#### The problem
Output the entries word for word, from the start of the entries through the line that contains "name-line: медицинского bbox=[92, 493, 167, 508]", including that line.

#### Source records
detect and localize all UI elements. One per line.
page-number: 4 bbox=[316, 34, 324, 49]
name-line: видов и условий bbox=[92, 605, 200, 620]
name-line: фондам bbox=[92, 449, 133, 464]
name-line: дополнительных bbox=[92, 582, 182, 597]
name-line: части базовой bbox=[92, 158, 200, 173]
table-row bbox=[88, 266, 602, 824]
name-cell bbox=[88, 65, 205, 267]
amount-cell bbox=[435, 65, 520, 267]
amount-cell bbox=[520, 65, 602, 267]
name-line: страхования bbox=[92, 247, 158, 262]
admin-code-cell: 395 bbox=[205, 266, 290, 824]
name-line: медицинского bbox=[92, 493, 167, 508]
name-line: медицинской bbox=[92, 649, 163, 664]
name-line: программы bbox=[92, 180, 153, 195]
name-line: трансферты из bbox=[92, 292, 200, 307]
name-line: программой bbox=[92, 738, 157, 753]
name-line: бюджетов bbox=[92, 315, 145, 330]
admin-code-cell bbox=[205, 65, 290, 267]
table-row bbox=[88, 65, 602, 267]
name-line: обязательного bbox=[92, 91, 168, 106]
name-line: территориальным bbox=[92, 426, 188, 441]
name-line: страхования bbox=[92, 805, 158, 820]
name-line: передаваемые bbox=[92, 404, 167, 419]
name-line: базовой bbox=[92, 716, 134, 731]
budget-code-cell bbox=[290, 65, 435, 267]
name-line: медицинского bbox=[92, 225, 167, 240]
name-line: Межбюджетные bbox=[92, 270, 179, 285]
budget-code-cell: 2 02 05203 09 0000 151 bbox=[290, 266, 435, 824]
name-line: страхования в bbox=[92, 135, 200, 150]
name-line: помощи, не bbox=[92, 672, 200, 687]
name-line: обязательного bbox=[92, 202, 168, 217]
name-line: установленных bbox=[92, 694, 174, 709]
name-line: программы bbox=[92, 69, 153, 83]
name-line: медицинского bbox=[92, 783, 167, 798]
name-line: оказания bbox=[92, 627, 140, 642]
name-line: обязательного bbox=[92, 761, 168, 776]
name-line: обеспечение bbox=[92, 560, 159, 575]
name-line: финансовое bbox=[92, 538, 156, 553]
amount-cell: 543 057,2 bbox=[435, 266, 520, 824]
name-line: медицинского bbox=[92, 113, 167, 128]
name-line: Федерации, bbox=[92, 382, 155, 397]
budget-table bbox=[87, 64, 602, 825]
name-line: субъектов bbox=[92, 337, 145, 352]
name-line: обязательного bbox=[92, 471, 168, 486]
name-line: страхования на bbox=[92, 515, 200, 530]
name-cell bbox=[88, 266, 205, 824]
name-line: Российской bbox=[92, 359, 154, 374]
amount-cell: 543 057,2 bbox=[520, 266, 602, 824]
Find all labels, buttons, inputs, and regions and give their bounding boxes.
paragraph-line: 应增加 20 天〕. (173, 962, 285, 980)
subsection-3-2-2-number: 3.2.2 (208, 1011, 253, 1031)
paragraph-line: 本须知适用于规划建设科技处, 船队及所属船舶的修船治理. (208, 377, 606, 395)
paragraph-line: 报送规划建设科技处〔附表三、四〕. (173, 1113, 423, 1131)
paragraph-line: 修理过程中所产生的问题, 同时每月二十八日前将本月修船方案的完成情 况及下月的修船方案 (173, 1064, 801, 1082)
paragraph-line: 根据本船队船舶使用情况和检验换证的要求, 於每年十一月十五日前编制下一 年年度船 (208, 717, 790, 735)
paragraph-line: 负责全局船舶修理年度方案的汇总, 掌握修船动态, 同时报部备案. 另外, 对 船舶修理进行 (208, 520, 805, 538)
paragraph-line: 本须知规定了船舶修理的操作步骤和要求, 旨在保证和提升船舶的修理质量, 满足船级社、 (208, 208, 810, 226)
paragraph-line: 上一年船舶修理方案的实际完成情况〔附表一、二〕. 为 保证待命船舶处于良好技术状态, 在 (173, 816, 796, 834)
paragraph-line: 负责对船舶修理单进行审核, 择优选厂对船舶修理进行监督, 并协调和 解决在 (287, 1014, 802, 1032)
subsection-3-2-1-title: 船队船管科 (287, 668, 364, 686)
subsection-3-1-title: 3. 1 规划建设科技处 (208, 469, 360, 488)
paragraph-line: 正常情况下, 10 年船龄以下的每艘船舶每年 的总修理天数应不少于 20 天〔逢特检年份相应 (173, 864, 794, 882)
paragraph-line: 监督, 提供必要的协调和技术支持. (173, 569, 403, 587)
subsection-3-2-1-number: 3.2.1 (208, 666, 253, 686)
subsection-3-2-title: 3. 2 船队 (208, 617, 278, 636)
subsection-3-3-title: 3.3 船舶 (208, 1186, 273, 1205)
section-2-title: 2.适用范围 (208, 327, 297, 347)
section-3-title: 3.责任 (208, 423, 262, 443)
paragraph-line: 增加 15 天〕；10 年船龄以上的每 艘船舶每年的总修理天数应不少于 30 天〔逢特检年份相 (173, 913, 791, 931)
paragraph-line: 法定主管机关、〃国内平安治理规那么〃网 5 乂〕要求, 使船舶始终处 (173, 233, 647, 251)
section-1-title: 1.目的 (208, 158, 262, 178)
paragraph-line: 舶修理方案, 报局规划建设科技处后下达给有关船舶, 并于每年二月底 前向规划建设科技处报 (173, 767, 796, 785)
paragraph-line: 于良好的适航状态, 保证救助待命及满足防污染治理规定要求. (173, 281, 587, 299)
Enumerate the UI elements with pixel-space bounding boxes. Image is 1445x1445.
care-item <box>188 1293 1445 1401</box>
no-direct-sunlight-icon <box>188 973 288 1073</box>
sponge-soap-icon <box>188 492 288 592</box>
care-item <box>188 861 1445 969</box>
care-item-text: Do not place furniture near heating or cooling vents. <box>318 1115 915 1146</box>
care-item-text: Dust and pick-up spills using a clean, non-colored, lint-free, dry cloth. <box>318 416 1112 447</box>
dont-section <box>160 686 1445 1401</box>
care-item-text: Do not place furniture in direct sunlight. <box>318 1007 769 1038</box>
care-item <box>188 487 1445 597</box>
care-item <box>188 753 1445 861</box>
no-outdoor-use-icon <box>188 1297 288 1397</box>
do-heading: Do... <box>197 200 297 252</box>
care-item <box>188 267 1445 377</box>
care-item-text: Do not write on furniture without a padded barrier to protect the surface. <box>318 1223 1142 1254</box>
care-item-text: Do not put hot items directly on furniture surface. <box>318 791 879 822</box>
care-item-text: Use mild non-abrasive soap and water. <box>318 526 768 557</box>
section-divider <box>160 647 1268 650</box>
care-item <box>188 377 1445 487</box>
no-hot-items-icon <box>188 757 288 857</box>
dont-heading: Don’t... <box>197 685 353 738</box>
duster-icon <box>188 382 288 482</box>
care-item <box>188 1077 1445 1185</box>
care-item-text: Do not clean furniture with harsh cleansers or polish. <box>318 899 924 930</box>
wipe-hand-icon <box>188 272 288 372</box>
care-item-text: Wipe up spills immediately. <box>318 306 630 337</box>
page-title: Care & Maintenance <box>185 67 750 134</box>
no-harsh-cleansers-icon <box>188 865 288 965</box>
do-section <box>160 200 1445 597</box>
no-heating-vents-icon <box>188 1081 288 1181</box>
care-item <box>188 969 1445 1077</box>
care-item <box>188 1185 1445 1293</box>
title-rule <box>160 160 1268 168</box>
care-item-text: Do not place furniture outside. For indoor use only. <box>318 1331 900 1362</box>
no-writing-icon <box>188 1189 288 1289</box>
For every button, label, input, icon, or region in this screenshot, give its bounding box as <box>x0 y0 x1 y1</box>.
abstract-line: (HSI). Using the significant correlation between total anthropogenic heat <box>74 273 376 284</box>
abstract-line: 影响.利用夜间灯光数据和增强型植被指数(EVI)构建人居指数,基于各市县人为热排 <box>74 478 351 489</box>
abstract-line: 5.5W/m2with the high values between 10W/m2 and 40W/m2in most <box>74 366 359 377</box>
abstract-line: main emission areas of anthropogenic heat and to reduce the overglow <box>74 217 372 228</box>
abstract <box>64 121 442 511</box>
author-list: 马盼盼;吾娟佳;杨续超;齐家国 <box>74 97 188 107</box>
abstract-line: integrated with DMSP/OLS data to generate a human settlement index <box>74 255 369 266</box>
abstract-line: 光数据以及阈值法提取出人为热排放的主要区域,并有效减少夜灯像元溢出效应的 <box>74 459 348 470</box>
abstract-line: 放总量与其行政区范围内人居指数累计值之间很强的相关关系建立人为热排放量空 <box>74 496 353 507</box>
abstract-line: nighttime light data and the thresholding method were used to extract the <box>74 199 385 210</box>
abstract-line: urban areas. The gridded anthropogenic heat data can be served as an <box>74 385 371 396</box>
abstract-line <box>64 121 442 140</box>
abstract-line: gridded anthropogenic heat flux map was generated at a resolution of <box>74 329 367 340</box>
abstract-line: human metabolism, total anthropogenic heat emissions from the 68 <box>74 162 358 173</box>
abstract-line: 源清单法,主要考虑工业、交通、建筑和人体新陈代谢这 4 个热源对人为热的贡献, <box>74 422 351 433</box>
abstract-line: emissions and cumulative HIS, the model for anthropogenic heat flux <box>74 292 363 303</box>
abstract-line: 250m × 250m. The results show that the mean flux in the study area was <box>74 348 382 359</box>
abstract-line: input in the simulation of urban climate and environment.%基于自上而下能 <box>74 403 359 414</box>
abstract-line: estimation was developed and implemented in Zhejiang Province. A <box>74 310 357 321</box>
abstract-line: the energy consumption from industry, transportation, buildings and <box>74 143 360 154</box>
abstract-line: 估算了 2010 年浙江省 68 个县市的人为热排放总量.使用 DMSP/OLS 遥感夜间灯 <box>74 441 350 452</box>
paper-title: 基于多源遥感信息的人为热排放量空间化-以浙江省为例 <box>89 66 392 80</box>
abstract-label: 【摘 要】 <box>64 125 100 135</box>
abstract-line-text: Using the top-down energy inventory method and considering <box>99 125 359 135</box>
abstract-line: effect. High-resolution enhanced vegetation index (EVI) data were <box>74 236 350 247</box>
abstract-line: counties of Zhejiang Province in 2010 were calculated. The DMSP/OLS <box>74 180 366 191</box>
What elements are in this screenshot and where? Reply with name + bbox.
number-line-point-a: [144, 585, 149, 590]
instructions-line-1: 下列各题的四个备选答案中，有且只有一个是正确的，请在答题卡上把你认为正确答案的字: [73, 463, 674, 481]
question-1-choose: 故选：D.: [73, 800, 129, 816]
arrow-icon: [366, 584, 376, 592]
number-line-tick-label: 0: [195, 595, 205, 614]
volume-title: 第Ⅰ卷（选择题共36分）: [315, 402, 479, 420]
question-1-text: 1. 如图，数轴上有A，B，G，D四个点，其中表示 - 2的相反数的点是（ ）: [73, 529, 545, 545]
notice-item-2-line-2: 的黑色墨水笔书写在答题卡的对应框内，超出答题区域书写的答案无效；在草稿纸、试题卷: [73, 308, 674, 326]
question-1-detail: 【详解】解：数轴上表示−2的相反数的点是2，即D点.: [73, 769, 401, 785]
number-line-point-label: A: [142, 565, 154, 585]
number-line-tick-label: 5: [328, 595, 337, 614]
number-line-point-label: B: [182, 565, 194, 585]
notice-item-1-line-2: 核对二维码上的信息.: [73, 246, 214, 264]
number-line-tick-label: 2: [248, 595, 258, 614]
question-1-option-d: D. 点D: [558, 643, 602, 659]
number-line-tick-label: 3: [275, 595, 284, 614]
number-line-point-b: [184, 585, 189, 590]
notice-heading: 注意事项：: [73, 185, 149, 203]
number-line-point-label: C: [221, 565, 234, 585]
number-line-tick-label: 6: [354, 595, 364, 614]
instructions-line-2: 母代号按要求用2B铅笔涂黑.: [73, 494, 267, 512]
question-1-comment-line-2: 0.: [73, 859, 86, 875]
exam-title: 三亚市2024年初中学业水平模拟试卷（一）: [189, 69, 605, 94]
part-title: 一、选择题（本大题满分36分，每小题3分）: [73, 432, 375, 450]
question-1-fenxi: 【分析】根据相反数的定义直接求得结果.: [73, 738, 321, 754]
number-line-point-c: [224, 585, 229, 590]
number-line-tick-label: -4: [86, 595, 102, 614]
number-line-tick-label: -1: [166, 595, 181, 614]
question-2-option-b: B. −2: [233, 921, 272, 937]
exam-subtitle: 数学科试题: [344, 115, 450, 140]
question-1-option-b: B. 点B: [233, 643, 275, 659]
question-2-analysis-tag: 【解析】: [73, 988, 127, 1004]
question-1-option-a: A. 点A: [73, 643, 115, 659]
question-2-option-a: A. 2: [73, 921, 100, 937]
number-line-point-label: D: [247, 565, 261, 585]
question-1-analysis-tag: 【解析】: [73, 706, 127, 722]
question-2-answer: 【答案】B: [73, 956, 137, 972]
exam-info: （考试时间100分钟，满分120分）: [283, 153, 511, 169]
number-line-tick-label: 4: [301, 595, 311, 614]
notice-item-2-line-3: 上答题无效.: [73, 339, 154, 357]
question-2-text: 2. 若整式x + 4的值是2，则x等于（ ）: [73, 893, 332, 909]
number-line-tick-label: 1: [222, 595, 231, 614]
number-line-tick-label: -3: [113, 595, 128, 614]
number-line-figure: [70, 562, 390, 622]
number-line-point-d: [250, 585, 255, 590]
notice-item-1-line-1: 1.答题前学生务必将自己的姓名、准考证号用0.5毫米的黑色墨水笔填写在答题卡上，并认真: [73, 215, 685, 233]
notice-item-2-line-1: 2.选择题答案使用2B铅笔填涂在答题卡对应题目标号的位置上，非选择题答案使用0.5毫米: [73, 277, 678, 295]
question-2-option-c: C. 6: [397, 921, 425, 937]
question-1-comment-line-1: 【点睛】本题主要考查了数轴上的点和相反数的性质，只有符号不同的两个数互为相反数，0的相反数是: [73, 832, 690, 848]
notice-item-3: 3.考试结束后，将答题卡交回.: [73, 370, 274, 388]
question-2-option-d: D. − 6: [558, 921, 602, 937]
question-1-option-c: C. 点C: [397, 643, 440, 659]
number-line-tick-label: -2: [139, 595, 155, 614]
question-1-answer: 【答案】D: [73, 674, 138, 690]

#### Result below
detect and localize all UI elements. One per line.
page-number: 4 bbox=[316, 34, 324, 49]
name-line: видов и условий bbox=[92, 605, 200, 620]
name-line: фондам bbox=[92, 449, 133, 464]
name-line: дополнительных bbox=[92, 582, 182, 597]
name-line: части базовой bbox=[92, 158, 200, 173]
table-row bbox=[88, 266, 602, 824]
name-cell bbox=[88, 65, 205, 267]
amount-cell bbox=[435, 65, 520, 267]
amount-cell bbox=[520, 65, 602, 267]
name-line: страхования bbox=[92, 247, 158, 262]
admin-code-cell: 395 bbox=[205, 266, 290, 824]
name-line: медицинского bbox=[92, 493, 167, 508]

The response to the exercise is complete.